Problem to work on:
Find the string "JSON" in the entries and copy each line that has it.
====== Records provided ======
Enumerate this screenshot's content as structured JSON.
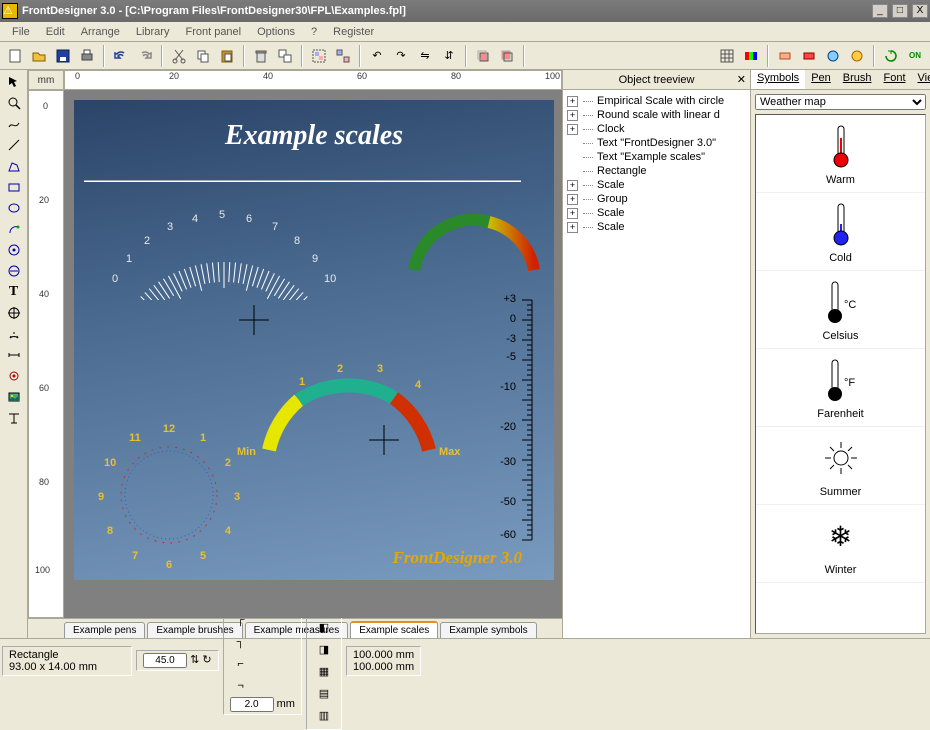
{
  "window": {
    "title": "FrontDesigner 3.0 - [C:\\Program Files\\FrontDesigner30\\FPL\\Examples.fpl]"
  },
  "menubar": [
    "File",
    "Edit",
    "Arrange",
    "Library",
    "Front panel",
    "Options",
    "?",
    "Register"
  ],
  "ruler": {
    "unit": "mm",
    "marks": [
      0,
      20,
      40,
      60,
      80,
      100
    ],
    "vmarks": [
      0,
      20,
      40,
      60,
      80,
      100
    ]
  },
  "canvas": {
    "title": "Example scales",
    "brand": "FrontDesigner 3.0",
    "arc1_nums": [
      "0",
      "1",
      "2",
      "3",
      "4",
      "5",
      "6",
      "7",
      "8",
      "9",
      "10"
    ],
    "arc3": {
      "nums": [
        "1",
        "2",
        "3",
        "4"
      ],
      "min": "Min",
      "max": "Max"
    },
    "clock_nums": [
      "12",
      "1",
      "2",
      "3",
      "4",
      "5",
      "6",
      "7",
      "8",
      "9",
      "10",
      "11"
    ],
    "therm_marks": [
      "+3",
      "0",
      "-3",
      "-5",
      "-10",
      "-20",
      "-30",
      "-50",
      "-60"
    ]
  },
  "tabs": {
    "items": [
      "Example pens",
      "Example brushes",
      "Example measures",
      "Example scales",
      "Example symbols"
    ],
    "active": 3
  },
  "treeview": {
    "title": "Object treeview",
    "items": [
      {
        "exp": true,
        "label": "Empirical Scale with circle"
      },
      {
        "exp": true,
        "label": "Round scale with linear d"
      },
      {
        "exp": true,
        "label": "Clock"
      },
      {
        "exp": false,
        "label": "Text \"FrontDesigner 3.0\""
      },
      {
        "exp": false,
        "label": "Text \"Example scales\""
      },
      {
        "exp": false,
        "label": "Rectangle"
      },
      {
        "exp": true,
        "label": "Scale"
      },
      {
        "exp": true,
        "label": "Group"
      },
      {
        "exp": true,
        "label": "Scale"
      },
      {
        "exp": true,
        "label": "Scale"
      }
    ]
  },
  "rightpanel": {
    "tabs": [
      "Symbols",
      "Pen",
      "Brush",
      "Font",
      "View"
    ],
    "dropdown": "Weather map",
    "symbols": [
      "Warm",
      "Cold",
      "Celsius",
      "Farenheit",
      "Summer",
      "Winter"
    ]
  },
  "status": {
    "object": "Rectangle",
    "dimensions": "93.00 x 14.00 mm",
    "val1": "45.0",
    "val2": "2.0",
    "unit": "mm",
    "coord1": "100.000",
    "coord2": "100.000",
    "coord_unit": "mm"
  }
}
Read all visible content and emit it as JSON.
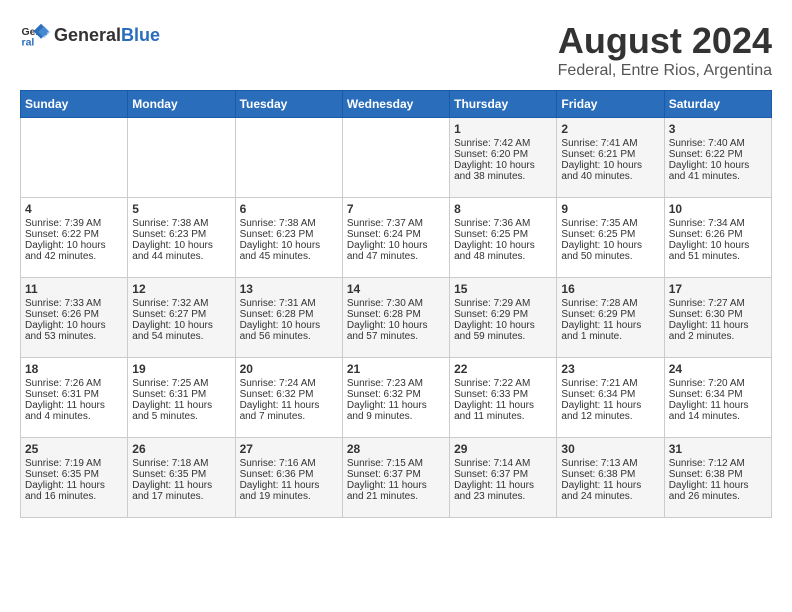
{
  "header": {
    "logo_general": "General",
    "logo_blue": "Blue",
    "title": "August 2024",
    "subtitle": "Federal, Entre Rios, Argentina"
  },
  "calendar": {
    "days_of_week": [
      "Sunday",
      "Monday",
      "Tuesday",
      "Wednesday",
      "Thursday",
      "Friday",
      "Saturday"
    ],
    "weeks": [
      [
        {
          "day": "",
          "content": ""
        },
        {
          "day": "",
          "content": ""
        },
        {
          "day": "",
          "content": ""
        },
        {
          "day": "",
          "content": ""
        },
        {
          "day": "1",
          "content": "Sunrise: 7:42 AM\nSunset: 6:20 PM\nDaylight: 10 hours\nand 38 minutes."
        },
        {
          "day": "2",
          "content": "Sunrise: 7:41 AM\nSunset: 6:21 PM\nDaylight: 10 hours\nand 40 minutes."
        },
        {
          "day": "3",
          "content": "Sunrise: 7:40 AM\nSunset: 6:22 PM\nDaylight: 10 hours\nand 41 minutes."
        }
      ],
      [
        {
          "day": "4",
          "content": "Sunrise: 7:39 AM\nSunset: 6:22 PM\nDaylight: 10 hours\nand 42 minutes."
        },
        {
          "day": "5",
          "content": "Sunrise: 7:38 AM\nSunset: 6:23 PM\nDaylight: 10 hours\nand 44 minutes."
        },
        {
          "day": "6",
          "content": "Sunrise: 7:38 AM\nSunset: 6:23 PM\nDaylight: 10 hours\nand 45 minutes."
        },
        {
          "day": "7",
          "content": "Sunrise: 7:37 AM\nSunset: 6:24 PM\nDaylight: 10 hours\nand 47 minutes."
        },
        {
          "day": "8",
          "content": "Sunrise: 7:36 AM\nSunset: 6:25 PM\nDaylight: 10 hours\nand 48 minutes."
        },
        {
          "day": "9",
          "content": "Sunrise: 7:35 AM\nSunset: 6:25 PM\nDaylight: 10 hours\nand 50 minutes."
        },
        {
          "day": "10",
          "content": "Sunrise: 7:34 AM\nSunset: 6:26 PM\nDaylight: 10 hours\nand 51 minutes."
        }
      ],
      [
        {
          "day": "11",
          "content": "Sunrise: 7:33 AM\nSunset: 6:26 PM\nDaylight: 10 hours\nand 53 minutes."
        },
        {
          "day": "12",
          "content": "Sunrise: 7:32 AM\nSunset: 6:27 PM\nDaylight: 10 hours\nand 54 minutes."
        },
        {
          "day": "13",
          "content": "Sunrise: 7:31 AM\nSunset: 6:28 PM\nDaylight: 10 hours\nand 56 minutes."
        },
        {
          "day": "14",
          "content": "Sunrise: 7:30 AM\nSunset: 6:28 PM\nDaylight: 10 hours\nand 57 minutes."
        },
        {
          "day": "15",
          "content": "Sunrise: 7:29 AM\nSunset: 6:29 PM\nDaylight: 10 hours\nand 59 minutes."
        },
        {
          "day": "16",
          "content": "Sunrise: 7:28 AM\nSunset: 6:29 PM\nDaylight: 11 hours\nand 1 minute."
        },
        {
          "day": "17",
          "content": "Sunrise: 7:27 AM\nSunset: 6:30 PM\nDaylight: 11 hours\nand 2 minutes."
        }
      ],
      [
        {
          "day": "18",
          "content": "Sunrise: 7:26 AM\nSunset: 6:31 PM\nDaylight: 11 hours\nand 4 minutes."
        },
        {
          "day": "19",
          "content": "Sunrise: 7:25 AM\nSunset: 6:31 PM\nDaylight: 11 hours\nand 5 minutes."
        },
        {
          "day": "20",
          "content": "Sunrise: 7:24 AM\nSunset: 6:32 PM\nDaylight: 11 hours\nand 7 minutes."
        },
        {
          "day": "21",
          "content": "Sunrise: 7:23 AM\nSunset: 6:32 PM\nDaylight: 11 hours\nand 9 minutes."
        },
        {
          "day": "22",
          "content": "Sunrise: 7:22 AM\nSunset: 6:33 PM\nDaylight: 11 hours\nand 11 minutes."
        },
        {
          "day": "23",
          "content": "Sunrise: 7:21 AM\nSunset: 6:34 PM\nDaylight: 11 hours\nand 12 minutes."
        },
        {
          "day": "24",
          "content": "Sunrise: 7:20 AM\nSunset: 6:34 PM\nDaylight: 11 hours\nand 14 minutes."
        }
      ],
      [
        {
          "day": "25",
          "content": "Sunrise: 7:19 AM\nSunset: 6:35 PM\nDaylight: 11 hours\nand 16 minutes."
        },
        {
          "day": "26",
          "content": "Sunrise: 7:18 AM\nSunset: 6:35 PM\nDaylight: 11 hours\nand 17 minutes."
        },
        {
          "day": "27",
          "content": "Sunrise: 7:16 AM\nSunset: 6:36 PM\nDaylight: 11 hours\nand 19 minutes."
        },
        {
          "day": "28",
          "content": "Sunrise: 7:15 AM\nSunset: 6:37 PM\nDaylight: 11 hours\nand 21 minutes."
        },
        {
          "day": "29",
          "content": "Sunrise: 7:14 AM\nSunset: 6:37 PM\nDaylight: 11 hours\nand 23 minutes."
        },
        {
          "day": "30",
          "content": "Sunrise: 7:13 AM\nSunset: 6:38 PM\nDaylight: 11 hours\nand 24 minutes."
        },
        {
          "day": "31",
          "content": "Sunrise: 7:12 AM\nSunset: 6:38 PM\nDaylight: 11 hours\nand 26 minutes."
        }
      ]
    ]
  }
}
======
Output for this task:
Enumerate this screenshot's content as structured JSON.
Read all visible content and emit it as JSON.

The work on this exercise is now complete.